Stated goal
Transcribe the records below exactly as they appear.
++++ Available records
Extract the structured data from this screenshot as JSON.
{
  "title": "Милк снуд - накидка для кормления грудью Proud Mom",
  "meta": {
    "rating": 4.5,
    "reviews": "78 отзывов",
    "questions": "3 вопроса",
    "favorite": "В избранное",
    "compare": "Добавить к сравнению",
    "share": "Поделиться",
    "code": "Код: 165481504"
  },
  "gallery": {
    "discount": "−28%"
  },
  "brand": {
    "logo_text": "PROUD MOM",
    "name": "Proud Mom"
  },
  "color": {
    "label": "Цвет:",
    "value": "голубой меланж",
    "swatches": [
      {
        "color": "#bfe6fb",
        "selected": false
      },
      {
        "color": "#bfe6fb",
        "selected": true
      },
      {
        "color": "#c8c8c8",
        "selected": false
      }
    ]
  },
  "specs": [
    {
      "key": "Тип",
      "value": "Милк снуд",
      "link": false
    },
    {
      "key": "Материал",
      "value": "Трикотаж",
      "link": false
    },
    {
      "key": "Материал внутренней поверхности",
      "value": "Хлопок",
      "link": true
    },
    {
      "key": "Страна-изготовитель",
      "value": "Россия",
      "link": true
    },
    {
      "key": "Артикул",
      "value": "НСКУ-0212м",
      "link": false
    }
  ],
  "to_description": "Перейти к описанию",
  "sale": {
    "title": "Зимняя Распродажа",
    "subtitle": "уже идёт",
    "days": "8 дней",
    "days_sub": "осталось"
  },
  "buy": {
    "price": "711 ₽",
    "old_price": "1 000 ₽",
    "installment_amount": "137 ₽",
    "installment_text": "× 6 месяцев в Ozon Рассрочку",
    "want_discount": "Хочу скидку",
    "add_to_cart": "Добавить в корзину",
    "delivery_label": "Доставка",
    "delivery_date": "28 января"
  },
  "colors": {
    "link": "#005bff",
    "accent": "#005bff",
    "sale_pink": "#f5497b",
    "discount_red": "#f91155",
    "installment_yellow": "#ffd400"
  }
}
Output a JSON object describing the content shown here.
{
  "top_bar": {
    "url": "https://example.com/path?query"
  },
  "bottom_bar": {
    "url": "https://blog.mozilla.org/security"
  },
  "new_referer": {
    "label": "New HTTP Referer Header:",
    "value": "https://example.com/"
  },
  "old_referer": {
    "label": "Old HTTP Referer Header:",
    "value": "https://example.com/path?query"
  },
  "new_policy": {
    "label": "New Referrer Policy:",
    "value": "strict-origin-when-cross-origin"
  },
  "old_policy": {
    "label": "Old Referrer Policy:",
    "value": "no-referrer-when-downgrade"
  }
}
++++++++
Written answer
Extract the structured data from this screenshot as JSON.
{
  "title": "Милк снуд - накидка для кормления грудью Proud Mom",
  "meta": {
    "rating": 4.5,
    "reviews": "78 отзывов",
    "questions": "3 вопроса",
    "favorite": "В избранное",
    "compare": "Добавить к сравнению",
    "share": "Поделиться",
    "code": "Код: 165481504"
  },
  "gallery": {
    "discount": "−28%"
  },
  "brand": {
    "logo_text": "PROUD MOM",
    "name": "Proud Mom"
  },
  "color": {
    "label": "Цвет:",
    "value": "голубой меланж",
    "swatches": [
      {
        "color": "#bfe6fb",
        "selected": false
      },
      {
        "color": "#bfe6fb",
        "selected": true
      },
      {
        "color": "#c8c8c8",
        "selected": false
      }
    ]
  },
  "specs": [
    {
      "key": "Тип",
      "value": "Милк снуд",
      "link": false
    },
    {
      "key": "Материал",
      "value": "Трикотаж",
      "link": false
    },
    {
      "key": "Материал внутренней поверхности",
      "value": "Хлопок",
      "link": true
    },
    {
      "key": "Страна-изготовитель",
      "value": "Россия",
      "link": true
    },
    {
      "key": "Артикул",
      "value": "НСКУ-0212м",
      "link": false
    }
  ],
  "to_description": "Перейти к описанию",
  "sale": {
    "title": "Зимняя Распродажа",
    "subtitle": "уже идёт",
    "days": "8 дней",
    "days_sub": "осталось"
  },
  "buy": {
    "price": "711 ₽",
    "old_price": "1 000 ₽",
    "installment_amount": "137 ₽",
    "installment_text": "× 6 месяцев в Ozon Рассрочку",
    "want_discount": "Хочу скидку",
    "add_to_cart": "Добавить в корзину",
    "delivery_label": "Доставка",
    "delivery_date": "28 января"
  },
  "colors": {
    "link": "#005bff",
    "accent": "#005bff",
    "sale_pink": "#f5497b",
    "discount_red": "#f91155",
    "installment_yellow": "#ffd400"
  }
}
Output a JSON object describing the content shown here.
{
  "top_bar": {
    "url": "https://example.com/path?query"
  },
  "bottom_bar": {
    "url": "https://blog.mozilla.org/security"
  },
  "new_referer": {
    "label": "New HTTP Referer Header:",
    "value": "https://example.com/"
  },
  "old_referer": {
    "label": "Old HTTP Referer Header:",
    "value": "https://example.com/path?query"
  },
  "new_policy": {
    "label": "New Referrer Policy:",
    "value": "strict-origin-when-cross-origin"
  },
  "old_policy": {
    "label": "Old Referrer Policy:",
    "value": "no-referrer-when-downgrade"
  }
}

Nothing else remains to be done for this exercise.